PROBLEM TO SOLVE >> Transcribe the lines below verbatim, skipping the images.

(Stored data entries)
☆ ☆ ☆ ☆ ☆ ☆ ☆

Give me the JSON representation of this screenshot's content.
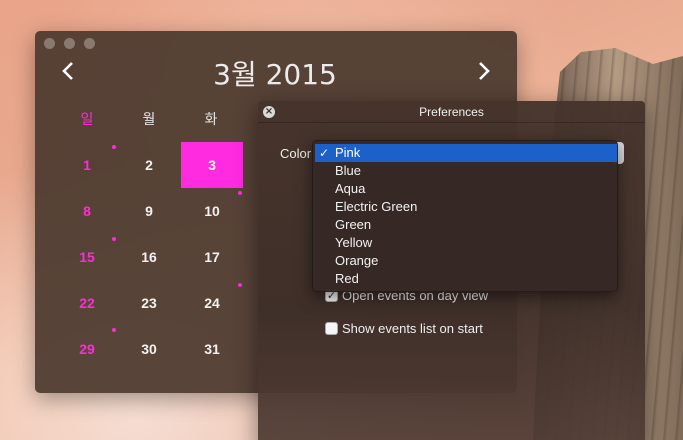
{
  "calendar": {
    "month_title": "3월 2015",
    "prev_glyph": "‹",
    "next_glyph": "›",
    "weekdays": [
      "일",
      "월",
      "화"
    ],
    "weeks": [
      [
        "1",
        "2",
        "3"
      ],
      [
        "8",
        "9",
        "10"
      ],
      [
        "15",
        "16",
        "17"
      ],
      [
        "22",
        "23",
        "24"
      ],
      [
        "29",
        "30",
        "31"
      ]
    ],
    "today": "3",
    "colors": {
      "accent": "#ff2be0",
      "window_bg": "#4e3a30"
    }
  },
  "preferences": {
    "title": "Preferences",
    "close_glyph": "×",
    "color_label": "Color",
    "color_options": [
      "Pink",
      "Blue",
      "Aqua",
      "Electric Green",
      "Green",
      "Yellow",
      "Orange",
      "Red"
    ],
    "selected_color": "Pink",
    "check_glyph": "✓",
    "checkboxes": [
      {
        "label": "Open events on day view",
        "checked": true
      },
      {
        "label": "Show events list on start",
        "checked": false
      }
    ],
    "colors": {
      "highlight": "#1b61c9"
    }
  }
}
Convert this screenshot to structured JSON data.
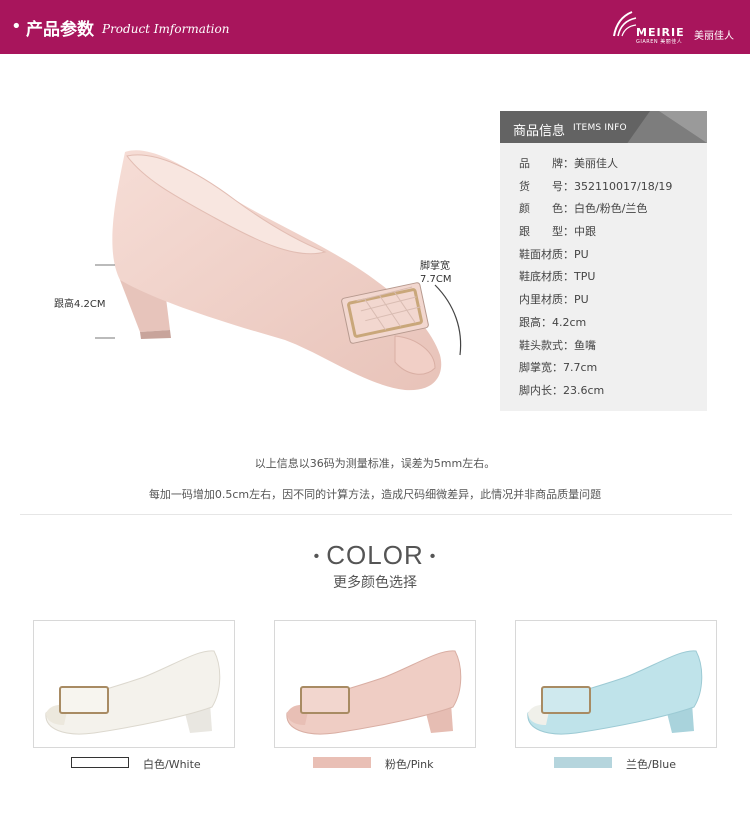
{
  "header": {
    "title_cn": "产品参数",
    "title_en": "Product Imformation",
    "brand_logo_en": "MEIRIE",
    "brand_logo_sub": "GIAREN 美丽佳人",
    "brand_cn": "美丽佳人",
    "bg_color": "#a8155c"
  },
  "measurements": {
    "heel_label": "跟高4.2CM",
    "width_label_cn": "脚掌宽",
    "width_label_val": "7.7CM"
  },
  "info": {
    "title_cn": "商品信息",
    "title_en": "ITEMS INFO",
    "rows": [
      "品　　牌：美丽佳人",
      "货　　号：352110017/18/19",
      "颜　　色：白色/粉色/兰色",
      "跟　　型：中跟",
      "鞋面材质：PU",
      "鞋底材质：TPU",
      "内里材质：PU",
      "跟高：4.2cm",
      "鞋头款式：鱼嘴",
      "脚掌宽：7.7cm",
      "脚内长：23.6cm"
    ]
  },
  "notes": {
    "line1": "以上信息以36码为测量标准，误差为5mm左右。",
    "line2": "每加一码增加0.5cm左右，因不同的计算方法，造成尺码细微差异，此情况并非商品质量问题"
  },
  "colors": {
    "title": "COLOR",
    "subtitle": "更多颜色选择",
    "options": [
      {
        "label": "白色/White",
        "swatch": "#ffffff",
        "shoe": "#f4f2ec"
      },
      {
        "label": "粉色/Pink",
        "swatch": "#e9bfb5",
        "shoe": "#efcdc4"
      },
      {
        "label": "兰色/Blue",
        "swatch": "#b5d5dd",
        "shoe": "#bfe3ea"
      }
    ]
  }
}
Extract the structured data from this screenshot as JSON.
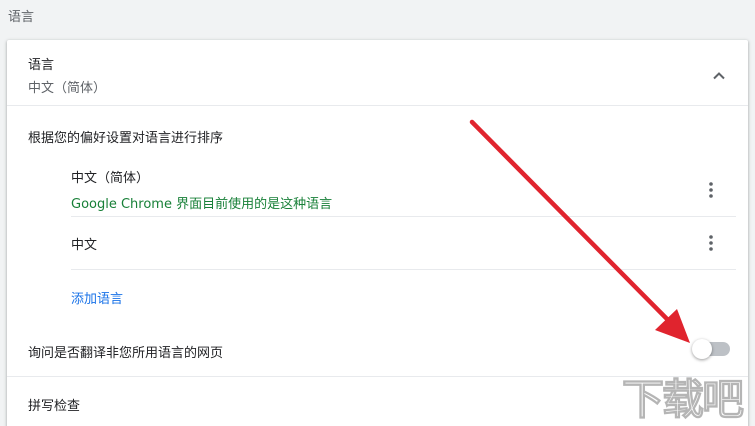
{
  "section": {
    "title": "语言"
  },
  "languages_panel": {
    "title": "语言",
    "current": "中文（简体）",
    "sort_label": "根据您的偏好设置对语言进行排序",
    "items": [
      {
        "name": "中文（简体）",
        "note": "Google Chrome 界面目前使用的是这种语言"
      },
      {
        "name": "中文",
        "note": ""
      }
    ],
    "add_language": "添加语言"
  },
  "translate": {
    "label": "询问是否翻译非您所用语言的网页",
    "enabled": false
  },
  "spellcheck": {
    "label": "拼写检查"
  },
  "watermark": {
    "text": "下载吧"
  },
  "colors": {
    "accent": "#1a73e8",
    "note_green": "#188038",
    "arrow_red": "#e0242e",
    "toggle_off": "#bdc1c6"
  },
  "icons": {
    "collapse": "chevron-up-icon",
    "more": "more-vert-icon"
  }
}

☆ ☆ ☆ ☆ ☆ ☆ ☆

FINAL RESULT >>
Give me the JSON representation of this screenshot's content.
{
  "calendar": {
    "month_title": "3월 2015",
    "prev_glyph": "‹",
    "next_glyph": "›",
    "weekdays": [
      "일",
      "월",
      "화"
    ],
    "weeks": [
      [
        "1",
        "2",
        "3"
      ],
      [
        "8",
        "9",
        "10"
      ],
      [
        "15",
        "16",
        "17"
      ],
      [
        "22",
        "23",
        "24"
      ],
      [
        "29",
        "30",
        "31"
      ]
    ],
    "today": "3",
    "colors": {
      "accent": "#ff2be0",
      "window_bg": "#4e3a30"
    }
  },
  "preferences": {
    "title": "Preferences",
    "close_glyph": "×",
    "color_label": "Color",
    "color_options": [
      "Pink",
      "Blue",
      "Aqua",
      "Electric Green",
      "Green",
      "Yellow",
      "Orange",
      "Red"
    ],
    "selected_color": "Pink",
    "check_glyph": "✓",
    "checkboxes": [
      {
        "label": "Open events on day view",
        "checked": true
      },
      {
        "label": "Show events list on start",
        "checked": false
      }
    ],
    "colors": {
      "highlight": "#1b61c9"
    }
  }
}
Convert this screenshot to structured JSON data.
{
  "header": {
    "title_cn": "产品参数",
    "title_en": "Product Imformation",
    "brand_logo_en": "MEIRIE",
    "brand_logo_sub": "GIAREN 美丽佳人",
    "brand_cn": "美丽佳人",
    "bg_color": "#a8155c"
  },
  "measurements": {
    "heel_label": "跟高4.2CM",
    "width_label_cn": "脚掌宽",
    "width_label_val": "7.7CM"
  },
  "info": {
    "title_cn": "商品信息",
    "title_en": "ITEMS INFO",
    "rows": [
      "品　　牌：美丽佳人",
      "货　　号：352110017/18/19",
      "颜　　色：白色/粉色/兰色",
      "跟　　型：中跟",
      "鞋面材质：PU",
      "鞋底材质：TPU",
      "内里材质：PU",
      "跟高：4.2cm",
      "鞋头款式：鱼嘴",
      "脚掌宽：7.7cm",
      "脚内长：23.6cm"
    ]
  },
  "notes": {
    "line1": "以上信息以36码为测量标准，误差为5mm左右。",
    "line2": "每加一码增加0.5cm左右，因不同的计算方法，造成尺码细微差异，此情况并非商品质量问题"
  },
  "colors": {
    "title": "COLOR",
    "subtitle": "更多颜色选择",
    "options": [
      {
        "label": "白色/White",
        "swatch": "#ffffff",
        "shoe": "#f4f2ec"
      },
      {
        "label": "粉色/Pink",
        "swatch": "#e9bfb5",
        "shoe": "#efcdc4"
      },
      {
        "label": "兰色/Blue",
        "swatch": "#b5d5dd",
        "shoe": "#bfe3ea"
      }
    ]
  }
}
Extract the structured data from this screenshot as JSON.
{
  "section": {
    "title": "语言"
  },
  "languages_panel": {
    "title": "语言",
    "current": "中文（简体）",
    "sort_label": "根据您的偏好设置对语言进行排序",
    "items": [
      {
        "name": "中文（简体）",
        "note": "Google Chrome 界面目前使用的是这种语言"
      },
      {
        "name": "中文",
        "note": ""
      }
    ],
    "add_language": "添加语言"
  },
  "translate": {
    "label": "询问是否翻译非您所用语言的网页",
    "enabled": false
  },
  "spellcheck": {
    "label": "拼写检查"
  },
  "watermark": {
    "text": "下载吧"
  },
  "colors": {
    "accent": "#1a73e8",
    "note_green": "#188038",
    "arrow_red": "#e0242e",
    "toggle_off": "#bdc1c6"
  },
  "icons": {
    "collapse": "chevron-up-icon",
    "more": "more-vert-icon"
  }
}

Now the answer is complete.